Exercise aim → Output each entry exactly; skip nothing.

::::::::::

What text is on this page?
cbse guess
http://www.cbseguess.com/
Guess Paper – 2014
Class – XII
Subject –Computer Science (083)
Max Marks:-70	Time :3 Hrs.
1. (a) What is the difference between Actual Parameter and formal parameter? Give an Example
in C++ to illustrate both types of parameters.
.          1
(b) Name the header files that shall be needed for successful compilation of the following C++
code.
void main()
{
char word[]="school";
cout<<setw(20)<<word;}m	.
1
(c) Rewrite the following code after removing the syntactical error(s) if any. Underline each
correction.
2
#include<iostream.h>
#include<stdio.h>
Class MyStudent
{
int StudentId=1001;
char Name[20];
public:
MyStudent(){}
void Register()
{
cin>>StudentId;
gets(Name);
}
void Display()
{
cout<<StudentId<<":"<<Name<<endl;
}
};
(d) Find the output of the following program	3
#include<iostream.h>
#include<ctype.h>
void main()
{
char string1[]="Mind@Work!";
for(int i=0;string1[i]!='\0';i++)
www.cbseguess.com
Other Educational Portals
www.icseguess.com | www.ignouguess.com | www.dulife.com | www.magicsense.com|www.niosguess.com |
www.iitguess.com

::::::::::

Written answer →
What text is on this page?
cbse guess
http://www.cbseguess.com/
Guess Paper – 2014
Class – XII
Subject –Computer Science (083)
Max Marks:-70	Time :3 Hrs.
1. (a) What is the difference between Actual Parameter and formal parameter? Give an Example
in C++ to illustrate both types of parameters.
.          1
(b) Name the header files that shall be needed for successful compilation of the following C++
code.
void main()
{
char word[]="school";
cout<<setw(20)<<word;}m	.
1
(c) Rewrite the following code after removing the syntactical error(s) if any. Underline each
correction.
2
#include<iostream.h>
#include<stdio.h>
Class MyStudent
{
int StudentId=1001;
char Name[20];
public:
MyStudent(){}
void Register()
{
cin>>StudentId;
gets(Name);
}
void Display()
{
cout<<StudentId<<":"<<Name<<endl;
}
};
(d) Find the output of the following program	3
#include<iostream.h>
#include<ctype.h>
void main()
{
char string1[]="Mind@Work!";
for(int i=0;string1[i]!='\0';i++)
www.cbseguess.com
Other Educational Portals
www.icseguess.com | www.ignouguess.com | www.dulife.com | www.magicsense.com|www.niosguess.com |
www.iitguess.com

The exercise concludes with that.